* DATASET RECORDS *

⁂

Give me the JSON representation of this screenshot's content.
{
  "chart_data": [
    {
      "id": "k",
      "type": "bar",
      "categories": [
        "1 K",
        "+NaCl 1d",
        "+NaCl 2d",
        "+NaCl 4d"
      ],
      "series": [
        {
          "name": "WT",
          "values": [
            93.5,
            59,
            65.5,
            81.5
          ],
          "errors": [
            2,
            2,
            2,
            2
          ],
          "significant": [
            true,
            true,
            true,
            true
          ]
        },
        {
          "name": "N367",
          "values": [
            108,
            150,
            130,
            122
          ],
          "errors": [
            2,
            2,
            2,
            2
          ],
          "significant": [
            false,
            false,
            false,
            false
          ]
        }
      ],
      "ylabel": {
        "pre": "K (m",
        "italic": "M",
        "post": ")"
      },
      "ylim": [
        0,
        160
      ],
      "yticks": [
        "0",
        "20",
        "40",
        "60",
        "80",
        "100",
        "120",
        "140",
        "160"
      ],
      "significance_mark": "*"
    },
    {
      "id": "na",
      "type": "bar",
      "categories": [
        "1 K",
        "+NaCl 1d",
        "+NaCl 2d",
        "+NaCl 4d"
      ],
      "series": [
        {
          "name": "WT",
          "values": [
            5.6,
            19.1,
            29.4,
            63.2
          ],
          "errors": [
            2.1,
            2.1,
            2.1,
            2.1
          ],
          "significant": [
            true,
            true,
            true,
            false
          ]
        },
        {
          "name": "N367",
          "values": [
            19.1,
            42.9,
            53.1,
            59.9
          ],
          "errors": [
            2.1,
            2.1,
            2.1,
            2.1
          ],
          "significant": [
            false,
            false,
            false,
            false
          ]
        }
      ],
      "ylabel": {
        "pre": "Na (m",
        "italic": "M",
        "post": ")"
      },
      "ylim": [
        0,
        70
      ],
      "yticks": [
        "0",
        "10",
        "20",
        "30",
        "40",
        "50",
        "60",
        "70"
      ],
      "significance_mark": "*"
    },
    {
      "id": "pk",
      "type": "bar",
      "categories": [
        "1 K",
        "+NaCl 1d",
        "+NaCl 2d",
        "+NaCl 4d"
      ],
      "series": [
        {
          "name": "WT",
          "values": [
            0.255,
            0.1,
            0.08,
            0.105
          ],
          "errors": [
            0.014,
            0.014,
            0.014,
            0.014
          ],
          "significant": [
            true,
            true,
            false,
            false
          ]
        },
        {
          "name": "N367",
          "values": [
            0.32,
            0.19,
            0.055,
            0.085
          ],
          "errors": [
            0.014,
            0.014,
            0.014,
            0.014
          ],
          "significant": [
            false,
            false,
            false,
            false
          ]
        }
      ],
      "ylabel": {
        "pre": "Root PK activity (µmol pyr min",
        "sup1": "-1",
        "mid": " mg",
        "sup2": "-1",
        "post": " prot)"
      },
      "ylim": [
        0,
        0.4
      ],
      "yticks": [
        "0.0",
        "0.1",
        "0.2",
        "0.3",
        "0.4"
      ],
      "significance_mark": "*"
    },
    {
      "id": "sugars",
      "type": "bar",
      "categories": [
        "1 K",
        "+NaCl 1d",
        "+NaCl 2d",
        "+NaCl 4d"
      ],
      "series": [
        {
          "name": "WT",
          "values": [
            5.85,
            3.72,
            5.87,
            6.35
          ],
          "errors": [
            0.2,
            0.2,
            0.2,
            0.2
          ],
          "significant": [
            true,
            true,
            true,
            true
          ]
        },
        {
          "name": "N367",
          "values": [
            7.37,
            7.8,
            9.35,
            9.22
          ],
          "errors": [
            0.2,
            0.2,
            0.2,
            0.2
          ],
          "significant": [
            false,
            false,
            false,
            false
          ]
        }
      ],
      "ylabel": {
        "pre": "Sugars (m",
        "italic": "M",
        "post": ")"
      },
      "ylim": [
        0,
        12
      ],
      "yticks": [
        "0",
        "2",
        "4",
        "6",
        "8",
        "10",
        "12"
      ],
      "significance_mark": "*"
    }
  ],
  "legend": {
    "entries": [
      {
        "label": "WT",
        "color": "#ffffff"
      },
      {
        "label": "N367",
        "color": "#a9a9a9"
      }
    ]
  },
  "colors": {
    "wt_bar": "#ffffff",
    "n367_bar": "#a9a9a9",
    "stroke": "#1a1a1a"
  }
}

⁂

* PROBLEM STATEMENT *
Each entry above needs to be retyped exactly.

* OUTPUT FOR THIS EXERCISE *
Give me the JSON representation of this screenshot's content.
{
  "chart_data": [
    {
      "id": "k",
      "type": "bar",
      "categories": [
        "1 K",
        "+NaCl 1d",
        "+NaCl 2d",
        "+NaCl 4d"
      ],
      "series": [
        {
          "name": "WT",
          "values": [
            93.5,
            59,
            65.5,
            81.5
          ],
          "errors": [
            2,
            2,
            2,
            2
          ],
          "significant": [
            true,
            true,
            true,
            true
          ]
        },
        {
          "name": "N367",
          "values": [
            108,
            150,
            130,
            122
          ],
          "errors": [
            2,
            2,
            2,
            2
          ],
          "significant": [
            false,
            false,
            false,
            false
          ]
        }
      ],
      "ylabel": {
        "pre": "K (m",
        "italic": "M",
        "post": ")"
      },
      "ylim": [
        0,
        160
      ],
      "yticks": [
        "0",
        "20",
        "40",
        "60",
        "80",
        "100",
        "120",
        "140",
        "160"
      ],
      "significance_mark": "*"
    },
    {
      "id": "na",
      "type": "bar",
      "categories": [
        "1 K",
        "+NaCl 1d",
        "+NaCl 2d",
        "+NaCl 4d"
      ],
      "series": [
        {
          "name": "WT",
          "values": [
            5.6,
            19.1,
            29.4,
            63.2
          ],
          "errors": [
            2.1,
            2.1,
            2.1,
            2.1
          ],
          "significant": [
            true,
            true,
            true,
            false
          ]
        },
        {
          "name": "N367",
          "values": [
            19.1,
            42.9,
            53.1,
            59.9
          ],
          "errors": [
            2.1,
            2.1,
            2.1,
            2.1
          ],
          "significant": [
            false,
            false,
            false,
            false
          ]
        }
      ],
      "ylabel": {
        "pre": "Na (m",
        "italic": "M",
        "post": ")"
      },
      "ylim": [
        0,
        70
      ],
      "yticks": [
        "0",
        "10",
        "20",
        "30",
        "40",
        "50",
        "60",
        "70"
      ],
      "significance_mark": "*"
    },
    {
      "id": "pk",
      "type": "bar",
      "categories": [
        "1 K",
        "+NaCl 1d",
        "+NaCl 2d",
        "+NaCl 4d"
      ],
      "series": [
        {
          "name": "WT",
          "values": [
            0.255,
            0.1,
            0.08,
            0.105
          ],
          "errors": [
            0.014,
            0.014,
            0.014,
            0.014
          ],
          "significant": [
            true,
            true,
            false,
            false
          ]
        },
        {
          "name": "N367",
          "values": [
            0.32,
            0.19,
            0.055,
            0.085
          ],
          "errors": [
            0.014,
            0.014,
            0.014,
            0.014
          ],
          "significant": [
            false,
            false,
            false,
            false
          ]
        }
      ],
      "ylabel": {
        "pre": "Root PK activity (µmol pyr min",
        "sup1": "-1",
        "mid": " mg",
        "sup2": "-1",
        "post": " prot)"
      },
      "ylim": [
        0,
        0.4
      ],
      "yticks": [
        "0.0",
        "0.1",
        "0.2",
        "0.3",
        "0.4"
      ],
      "significance_mark": "*"
    },
    {
      "id": "sugars",
      "type": "bar",
      "categories": [
        "1 K",
        "+NaCl 1d",
        "+NaCl 2d",
        "+NaCl 4d"
      ],
      "series": [
        {
          "name": "WT",
          "values": [
            5.85,
            3.72,
            5.87,
            6.35
          ],
          "errors": [
            0.2,
            0.2,
            0.2,
            0.2
          ],
          "significant": [
            true,
            true,
            true,
            true
          ]
        },
        {
          "name": "N367",
          "values": [
            7.37,
            7.8,
            9.35,
            9.22
          ],
          "errors": [
            0.2,
            0.2,
            0.2,
            0.2
          ],
          "significant": [
            false,
            false,
            false,
            false
          ]
        }
      ],
      "ylabel": {
        "pre": "Sugars (m",
        "italic": "M",
        "post": ")"
      },
      "ylim": [
        0,
        12
      ],
      "yticks": [
        "0",
        "2",
        "4",
        "6",
        "8",
        "10",
        "12"
      ],
      "significance_mark": "*"
    }
  ],
  "legend": {
    "entries": [
      {
        "label": "WT",
        "color": "#ffffff"
      },
      {
        "label": "N367",
        "color": "#a9a9a9"
      }
    ]
  },
  "colors": {
    "wt_bar": "#ffffff",
    "n367_bar": "#a9a9a9",
    "stroke": "#1a1a1a"
  }
}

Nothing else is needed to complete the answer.